(Records excerpted from a collection)

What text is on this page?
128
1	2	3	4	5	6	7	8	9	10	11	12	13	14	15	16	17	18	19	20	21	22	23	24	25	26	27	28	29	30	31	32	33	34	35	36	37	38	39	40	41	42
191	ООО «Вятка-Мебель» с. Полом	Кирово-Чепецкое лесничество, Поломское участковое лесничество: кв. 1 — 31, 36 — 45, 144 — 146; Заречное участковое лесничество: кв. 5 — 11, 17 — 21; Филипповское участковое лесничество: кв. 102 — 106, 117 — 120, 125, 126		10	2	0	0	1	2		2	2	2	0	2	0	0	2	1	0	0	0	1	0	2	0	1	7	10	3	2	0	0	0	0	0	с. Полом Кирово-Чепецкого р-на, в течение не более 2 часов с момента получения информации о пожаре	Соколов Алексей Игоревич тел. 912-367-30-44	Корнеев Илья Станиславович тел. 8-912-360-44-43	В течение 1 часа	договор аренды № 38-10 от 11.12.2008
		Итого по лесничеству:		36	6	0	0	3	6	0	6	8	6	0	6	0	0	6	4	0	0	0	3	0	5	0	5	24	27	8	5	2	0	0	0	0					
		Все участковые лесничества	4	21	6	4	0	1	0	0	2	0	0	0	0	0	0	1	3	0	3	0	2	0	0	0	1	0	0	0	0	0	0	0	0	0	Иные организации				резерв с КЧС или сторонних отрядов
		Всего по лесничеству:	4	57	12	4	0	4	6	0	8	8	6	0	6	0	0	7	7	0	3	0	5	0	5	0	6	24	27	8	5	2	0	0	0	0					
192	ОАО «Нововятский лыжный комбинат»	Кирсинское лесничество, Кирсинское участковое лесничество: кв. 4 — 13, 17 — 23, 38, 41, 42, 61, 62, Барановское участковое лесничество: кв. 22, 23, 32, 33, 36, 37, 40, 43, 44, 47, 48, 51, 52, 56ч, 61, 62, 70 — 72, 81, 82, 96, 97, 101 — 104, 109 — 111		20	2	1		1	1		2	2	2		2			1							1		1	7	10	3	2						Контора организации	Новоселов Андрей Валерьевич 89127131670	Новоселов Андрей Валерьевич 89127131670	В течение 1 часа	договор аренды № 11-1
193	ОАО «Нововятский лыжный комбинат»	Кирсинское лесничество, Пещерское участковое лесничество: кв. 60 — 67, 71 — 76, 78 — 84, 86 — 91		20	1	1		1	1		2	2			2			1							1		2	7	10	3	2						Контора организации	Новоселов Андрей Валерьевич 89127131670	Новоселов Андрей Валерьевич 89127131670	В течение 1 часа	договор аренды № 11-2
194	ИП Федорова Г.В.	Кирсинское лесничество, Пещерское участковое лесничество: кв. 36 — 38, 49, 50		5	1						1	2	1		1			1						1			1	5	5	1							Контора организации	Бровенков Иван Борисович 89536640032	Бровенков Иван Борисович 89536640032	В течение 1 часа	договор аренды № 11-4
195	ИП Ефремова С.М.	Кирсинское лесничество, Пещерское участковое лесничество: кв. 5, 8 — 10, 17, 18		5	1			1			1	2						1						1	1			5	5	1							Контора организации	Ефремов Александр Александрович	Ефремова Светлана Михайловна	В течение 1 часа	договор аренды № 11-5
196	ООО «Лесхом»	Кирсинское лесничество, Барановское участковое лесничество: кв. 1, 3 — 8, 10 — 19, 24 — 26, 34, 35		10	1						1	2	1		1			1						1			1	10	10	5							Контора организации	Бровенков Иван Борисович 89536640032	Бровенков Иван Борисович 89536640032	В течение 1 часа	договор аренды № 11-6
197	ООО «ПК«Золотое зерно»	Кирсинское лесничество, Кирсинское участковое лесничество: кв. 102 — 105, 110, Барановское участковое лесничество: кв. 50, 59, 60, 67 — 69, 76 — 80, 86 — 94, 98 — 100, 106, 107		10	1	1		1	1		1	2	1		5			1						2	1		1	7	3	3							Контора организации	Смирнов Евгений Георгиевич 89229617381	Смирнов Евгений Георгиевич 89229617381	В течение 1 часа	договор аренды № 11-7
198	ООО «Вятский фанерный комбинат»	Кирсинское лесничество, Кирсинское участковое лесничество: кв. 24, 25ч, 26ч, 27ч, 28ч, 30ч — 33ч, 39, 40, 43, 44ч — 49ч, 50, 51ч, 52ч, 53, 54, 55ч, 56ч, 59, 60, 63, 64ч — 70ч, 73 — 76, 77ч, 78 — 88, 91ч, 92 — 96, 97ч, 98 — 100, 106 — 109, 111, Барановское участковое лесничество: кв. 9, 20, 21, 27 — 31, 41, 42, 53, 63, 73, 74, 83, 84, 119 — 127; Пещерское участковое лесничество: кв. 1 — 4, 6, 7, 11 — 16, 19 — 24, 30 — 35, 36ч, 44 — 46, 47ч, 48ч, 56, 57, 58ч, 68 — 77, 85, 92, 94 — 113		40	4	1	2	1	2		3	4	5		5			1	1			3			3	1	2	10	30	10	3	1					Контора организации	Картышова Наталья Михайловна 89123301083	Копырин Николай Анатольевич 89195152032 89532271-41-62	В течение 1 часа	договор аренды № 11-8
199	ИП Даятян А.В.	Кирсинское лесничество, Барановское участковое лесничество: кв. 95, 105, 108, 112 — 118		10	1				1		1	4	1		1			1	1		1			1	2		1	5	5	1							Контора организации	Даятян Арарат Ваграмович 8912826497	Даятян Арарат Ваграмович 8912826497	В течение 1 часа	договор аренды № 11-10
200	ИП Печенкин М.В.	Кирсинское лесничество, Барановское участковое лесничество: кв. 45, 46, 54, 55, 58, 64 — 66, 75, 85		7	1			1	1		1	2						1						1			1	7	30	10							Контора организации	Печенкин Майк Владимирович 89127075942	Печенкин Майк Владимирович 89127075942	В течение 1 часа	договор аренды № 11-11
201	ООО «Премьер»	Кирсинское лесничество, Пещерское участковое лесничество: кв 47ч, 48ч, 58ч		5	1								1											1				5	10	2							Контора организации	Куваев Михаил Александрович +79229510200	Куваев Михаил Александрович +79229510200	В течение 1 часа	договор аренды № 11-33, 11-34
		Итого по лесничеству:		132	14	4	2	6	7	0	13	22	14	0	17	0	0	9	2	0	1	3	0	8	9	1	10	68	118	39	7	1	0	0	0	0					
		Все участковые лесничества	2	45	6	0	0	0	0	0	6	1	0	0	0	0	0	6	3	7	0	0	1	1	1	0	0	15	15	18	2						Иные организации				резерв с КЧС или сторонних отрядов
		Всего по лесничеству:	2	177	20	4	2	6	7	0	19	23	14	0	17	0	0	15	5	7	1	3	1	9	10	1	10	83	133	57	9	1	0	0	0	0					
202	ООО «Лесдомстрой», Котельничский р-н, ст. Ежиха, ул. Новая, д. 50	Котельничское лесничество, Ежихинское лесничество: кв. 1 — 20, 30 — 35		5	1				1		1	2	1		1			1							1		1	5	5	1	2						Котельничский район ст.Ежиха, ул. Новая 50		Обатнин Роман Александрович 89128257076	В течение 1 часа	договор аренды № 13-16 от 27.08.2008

## WHAT IS REQUIRED:
Go through the records and pull out each line that includes the word "участковые".

## CORRECT RESPONSE:
		Все участковые лесничества	4	21	6	4	0	1	0	0	2	0	0	0	0	0	0	1	3	0	3	0	2	0	0	0	1	0	0	0	0	0	0	0	0	0	Иные организации				резерв с КЧС или сторонних отрядов
		Все участковые лесничества	2	45	6	0	0	0	0	0	6	1	0	0	0	0	0	6	3	7	0	0	1	1	1	0	0	15	15	18	2						Иные организации				резерв с КЧС или сторонних отрядов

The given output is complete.